**The records**
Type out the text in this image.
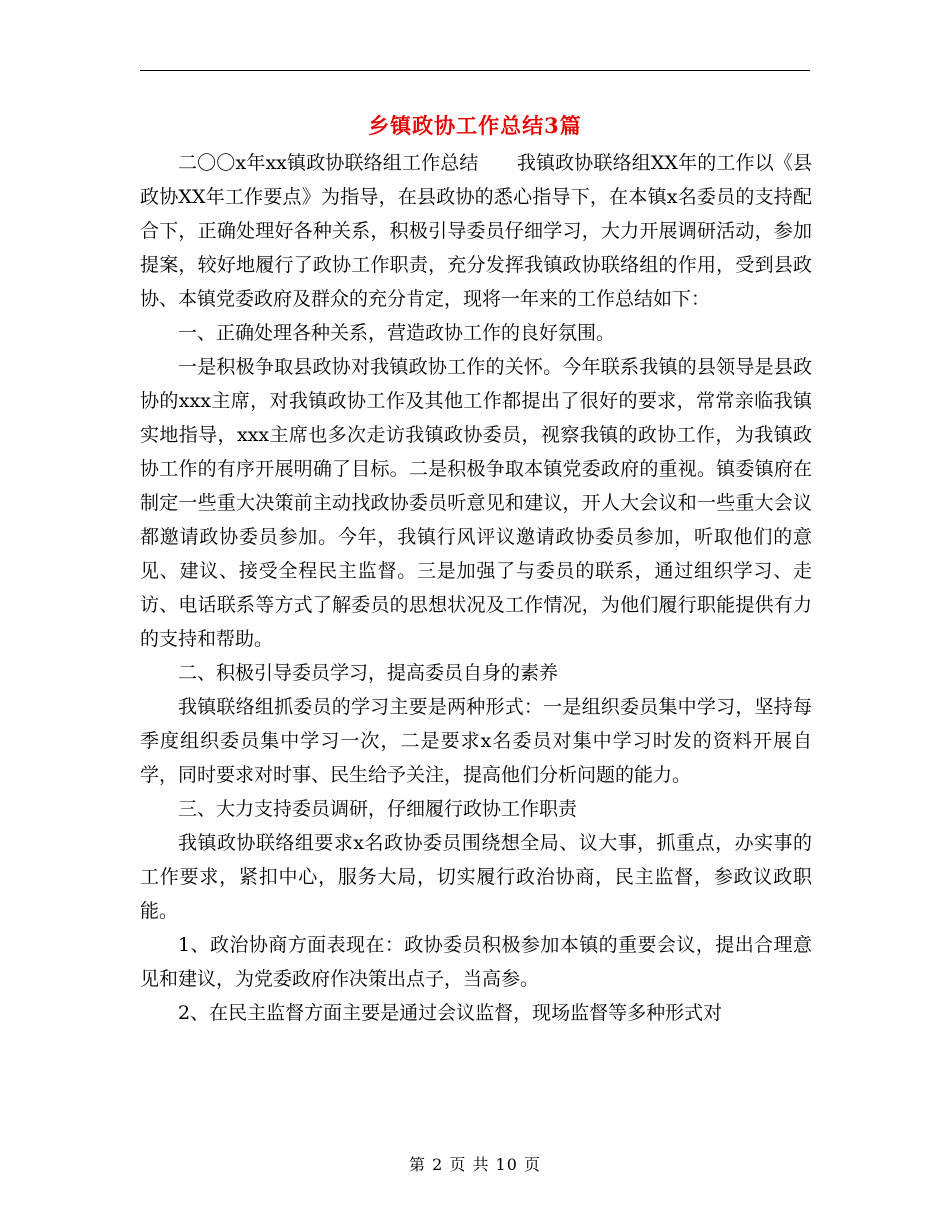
乡镇政协工作总结3篇

二〇〇x年xx镇政协联络组工作总结　　我镇政协联络组XX年的工作以《县政协XX年工作要点》为指导，在县政协的悉心指导下，在本镇x名委员的支持配合下，正确处理好各种关系，积极引导委员仔细学习，大力开展调研活动，参加提案，较好地履行了政协工作职责，充分发挥我镇政协联络组的作用，受到县政协、本镇党委政府及群众的充分肯定，现将一年来的工作总结如下：

一、正确处理各种关系，营造政协工作的良好氛围。

一是积极争取县政协对我镇政协工作的关怀。今年联系我镇的县领导是县政协的xxx主席，对我镇政协工作及其他工作都提出了很好的要求，常常亲临我镇实地指导，xxx主席也多次走访我镇政协委员，视察我镇的政协工作，为我镇政协工作的有序开展明确了目标。二是积极争取本镇党委政府的重视。镇委镇府在制定一些重大决策前主动找政协委员听意见和建议，开人大会议和一些重大会议都邀请政协委员参加。今年，我镇行风评议邀请政协委员参加，听取他们的意见、建议、接受全程民主监督。三是加强了与委员的联系，通过组织学习、走访、电话联系等方式了解委员的思想状况及工作情况，为他们履行职能提供有力的支持和帮助。

二、积极引导委员学习，提高委员自身的素养

我镇联络组抓委员的学习主要是两种形式：一是组织委员集中学习，坚持每季度组织委员集中学习一次，二是要求x名委员对集中学习时发的资料开展自学，同时要求对时事、民生给予关注，提高他们分析问题的能力。

三、大力支持委员调研，仔细履行政协工作职责

我镇政协联络组要求x名政协委员围绕想全局、议大事，抓重点，办实事的工作要求，紧扣中心，服务大局，切实履行政治协商，民主监督，参政议政职能。

1、政治协商方面表现在：政协委员积极参加本镇的重要会议，提出合理意见和建议，为党委政府作决策出点子，当高参。

2、在民主监督方面主要是通过会议监督，现场监督等多种形式对

第 2 页 共 10 页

**Written exercise**
Omit all pictures while transcribing the entries verbatim.

**Output for this exercise**
Type out the text in this image.
乡镇政协工作总结3篇

二〇〇x年xx镇政协联络组工作总结　　我镇政协联络组XX年的工作以《县政协XX年工作要点》为指导，在县政协的悉心指导下，在本镇x名委员的支持配合下，正确处理好各种关系，积极引导委员仔细学习，大力开展调研活动，参加提案，较好地履行了政协工作职责，充分发挥我镇政协联络组的作用，受到县政协、本镇党委政府及群众的充分肯定，现将一年来的工作总结如下：

一、正确处理各种关系，营造政协工作的良好氛围。

一是积极争取县政协对我镇政协工作的关怀。今年联系我镇的县领导是县政协的xxx主席，对我镇政协工作及其他工作都提出了很好的要求，常常亲临我镇实地指导，xxx主席也多次走访我镇政协委员，视察我镇的政协工作，为我镇政协工作的有序开展明确了目标。二是积极争取本镇党委政府的重视。镇委镇府在制定一些重大决策前主动找政协委员听意见和建议，开人大会议和一些重大会议都邀请政协委员参加。今年，我镇行风评议邀请政协委员参加，听取他们的意见、建议、接受全程民主监督。三是加强了与委员的联系，通过组织学习、走访、电话联系等方式了解委员的思想状况及工作情况，为他们履行职能提供有力的支持和帮助。

二、积极引导委员学习，提高委员自身的素养

我镇联络组抓委员的学习主要是两种形式：一是组织委员集中学习，坚持每季度组织委员集中学习一次，二是要求x名委员对集中学习时发的资料开展自学，同时要求对时事、民生给予关注，提高他们分析问题的能力。

三、大力支持委员调研，仔细履行政协工作职责

我镇政协联络组要求x名政协委员围绕想全局、议大事，抓重点，办实事的工作要求，紧扣中心，服务大局，切实履行政治协商，民主监督，参政议政职能。

1、政治协商方面表现在：政协委员积极参加本镇的重要会议，提出合理意见和建议，为党委政府作决策出点子，当高参。

2、在民主监督方面主要是通过会议监督，现场监督等多种形式对

第 2 页 共 10 页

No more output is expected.